Set exercise:
Each line containing the word "args" must be reported.

Record set:
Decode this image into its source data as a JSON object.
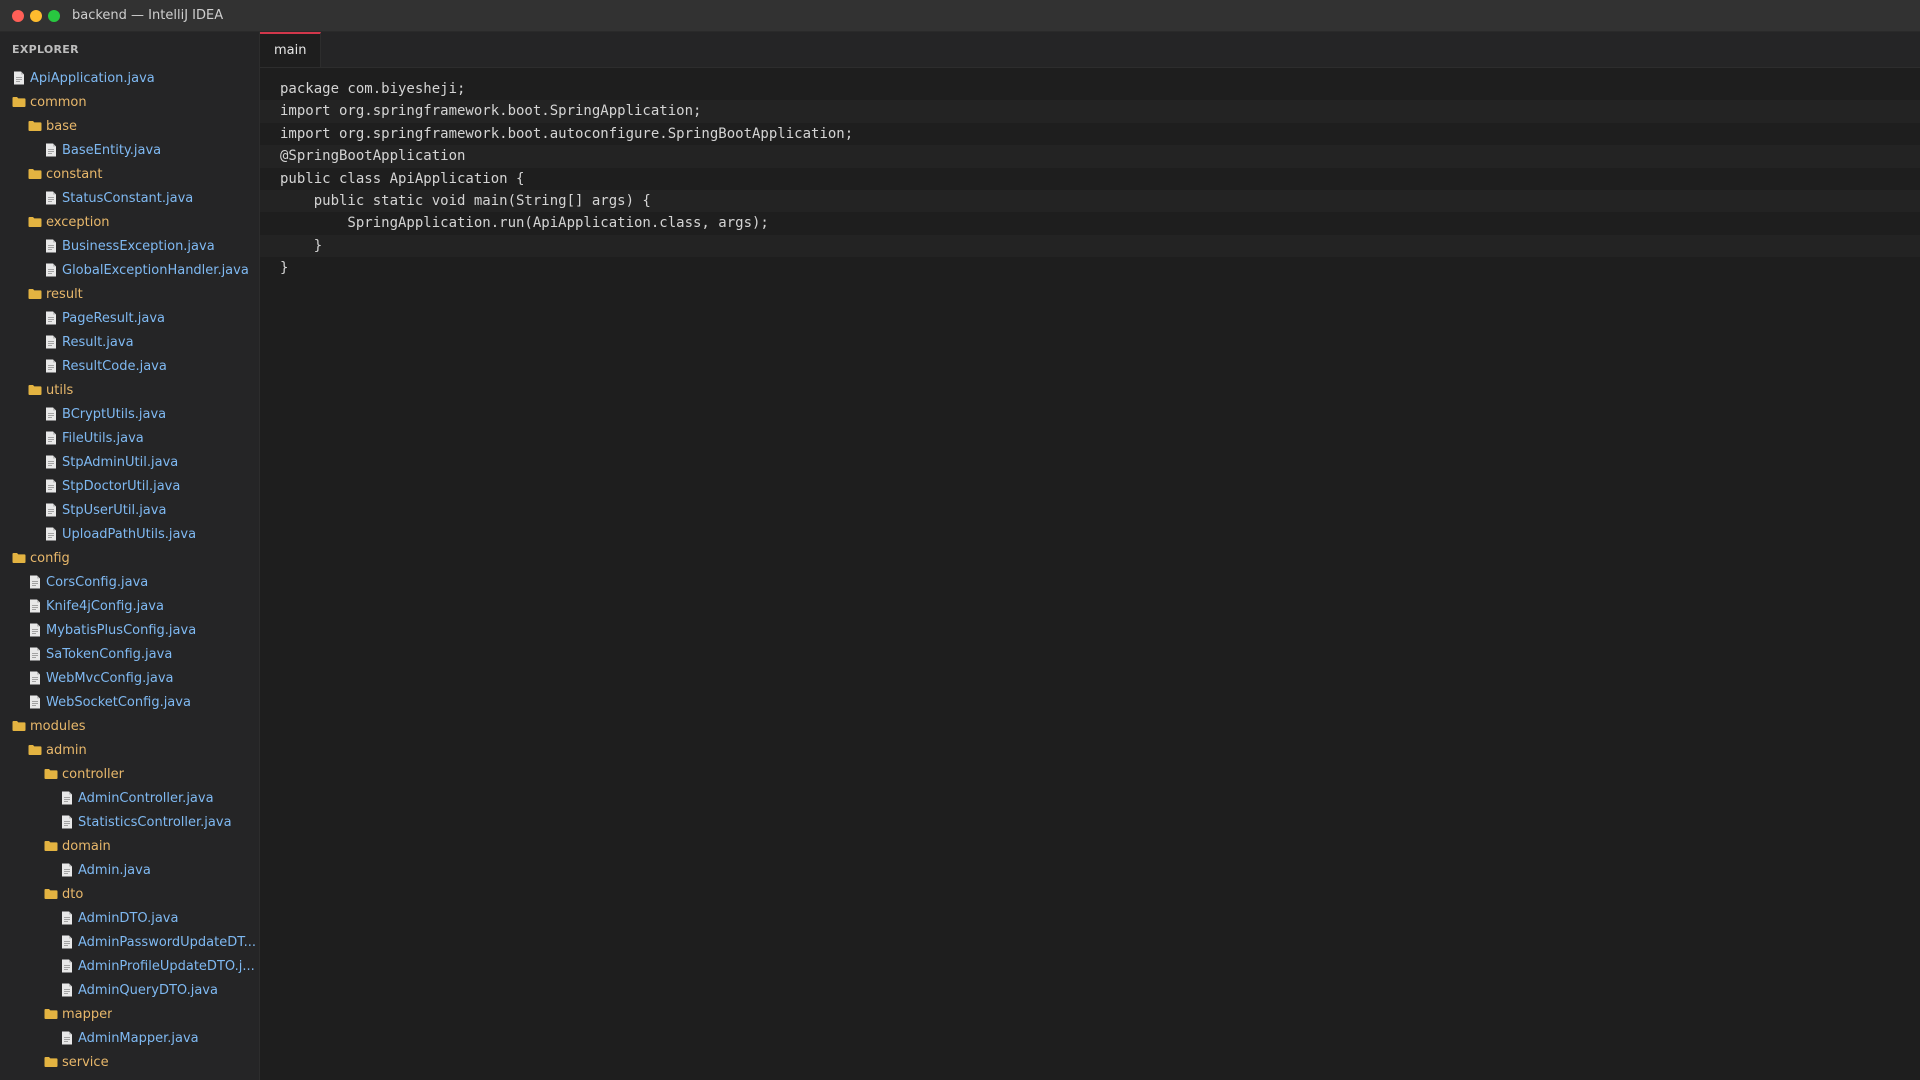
{
  "window": {
    "title": "backend — IntelliJ IDEA",
    "controls": [
      {
        "name": "close-dot",
        "color": "#ff5f57"
      },
      {
        "name": "minimize-dot",
        "color": "#febc2e"
      },
      {
        "name": "zoom-dot",
        "color": "#28c840"
      }
    ]
  },
  "sidebar": {
    "header": "EXPLORER",
    "items": [
      {
        "label": "ApiApplication.java",
        "type": "file",
        "depth": 0
      },
      {
        "label": "common",
        "type": "folder",
        "depth": 0
      },
      {
        "label": "base",
        "type": "folder",
        "depth": 1
      },
      {
        "label": "BaseEntity.java",
        "type": "file",
        "depth": 2
      },
      {
        "label": "constant",
        "type": "folder",
        "depth": 1
      },
      {
        "label": "StatusConstant.java",
        "type": "file",
        "depth": 2
      },
      {
        "label": "exception",
        "type": "folder",
        "depth": 1
      },
      {
        "label": "BusinessException.java",
        "type": "file",
        "depth": 2
      },
      {
        "label": "GlobalExceptionHandler.java",
        "type": "file",
        "depth": 2
      },
      {
        "label": "result",
        "type": "folder",
        "depth": 1
      },
      {
        "label": "PageResult.java",
        "type": "file",
        "depth": 2
      },
      {
        "label": "Result.java",
        "type": "file",
        "depth": 2
      },
      {
        "label": "ResultCode.java",
        "type": "file",
        "depth": 2
      },
      {
        "label": "utils",
        "type": "folder",
        "depth": 1
      },
      {
        "label": "BCryptUtils.java",
        "type": "file",
        "depth": 2
      },
      {
        "label": "FileUtils.java",
        "type": "file",
        "depth": 2
      },
      {
        "label": "StpAdminUtil.java",
        "type": "file",
        "depth": 2
      },
      {
        "label": "StpDoctorUtil.java",
        "type": "file",
        "depth": 2
      },
      {
        "label": "StpUserUtil.java",
        "type": "file",
        "depth": 2
      },
      {
        "label": "UploadPathUtils.java",
        "type": "file",
        "depth": 2
      },
      {
        "label": "config",
        "type": "folder",
        "depth": 0
      },
      {
        "label": "CorsConfig.java",
        "type": "file",
        "depth": 1
      },
      {
        "label": "Knife4jConfig.java",
        "type": "file",
        "depth": 1
      },
      {
        "label": "MybatisPlusConfig.java",
        "type": "file",
        "depth": 1
      },
      {
        "label": "SaTokenConfig.java",
        "type": "file",
        "depth": 1
      },
      {
        "label": "WebMvcConfig.java",
        "type": "file",
        "depth": 1
      },
      {
        "label": "WebSocketConfig.java",
        "type": "file",
        "depth": 1
      },
      {
        "label": "modules",
        "type": "folder",
        "depth": 0
      },
      {
        "label": "admin",
        "type": "folder",
        "depth": 1
      },
      {
        "label": "controller",
        "type": "folder",
        "depth": 2
      },
      {
        "label": "AdminController.java",
        "type": "file",
        "depth": 3
      },
      {
        "label": "StatisticsController.java",
        "type": "file",
        "depth": 3
      },
      {
        "label": "domain",
        "type": "folder",
        "depth": 2
      },
      {
        "label": "Admin.java",
        "type": "file",
        "depth": 3
      },
      {
        "label": "dto",
        "type": "folder",
        "depth": 2
      },
      {
        "label": "AdminDTO.java",
        "type": "file",
        "depth": 3
      },
      {
        "label": "AdminPasswordUpdateDT...",
        "type": "file",
        "depth": 3
      },
      {
        "label": "AdminProfileUpdateDTO.j...",
        "type": "file",
        "depth": 3
      },
      {
        "label": "AdminQueryDTO.java",
        "type": "file",
        "depth": 3
      },
      {
        "label": "mapper",
        "type": "folder",
        "depth": 2
      },
      {
        "label": "AdminMapper.java",
        "type": "file",
        "depth": 3
      },
      {
        "label": "service",
        "type": "folder",
        "depth": 2
      }
    ]
  },
  "editor": {
    "tab_label": "main",
    "lines": [
      "package com.biyesheji;",
      "import org.springframework.boot.SpringApplication;",
      "import org.springframework.boot.autoconfigure.SpringBootApplication;",
      "@SpringBootApplication",
      "public class ApiApplication {",
      "    public static void main(String[] args) {",
      "        SpringApplication.run(ApiApplication.class, args);",
      "    }",
      "}"
    ]
  },
  "colors": {
    "folder_label": "#e8b86b",
    "file_label": "#7fb9f2",
    "folder_icon": "#e3b341",
    "file_icon": "#e8e8e8",
    "tab_accent": "#d2374b"
  }
}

Exercise response:
      "    public static void main(String[] args) {",
      "        SpringApplication.run(ApiApplication.class, args);",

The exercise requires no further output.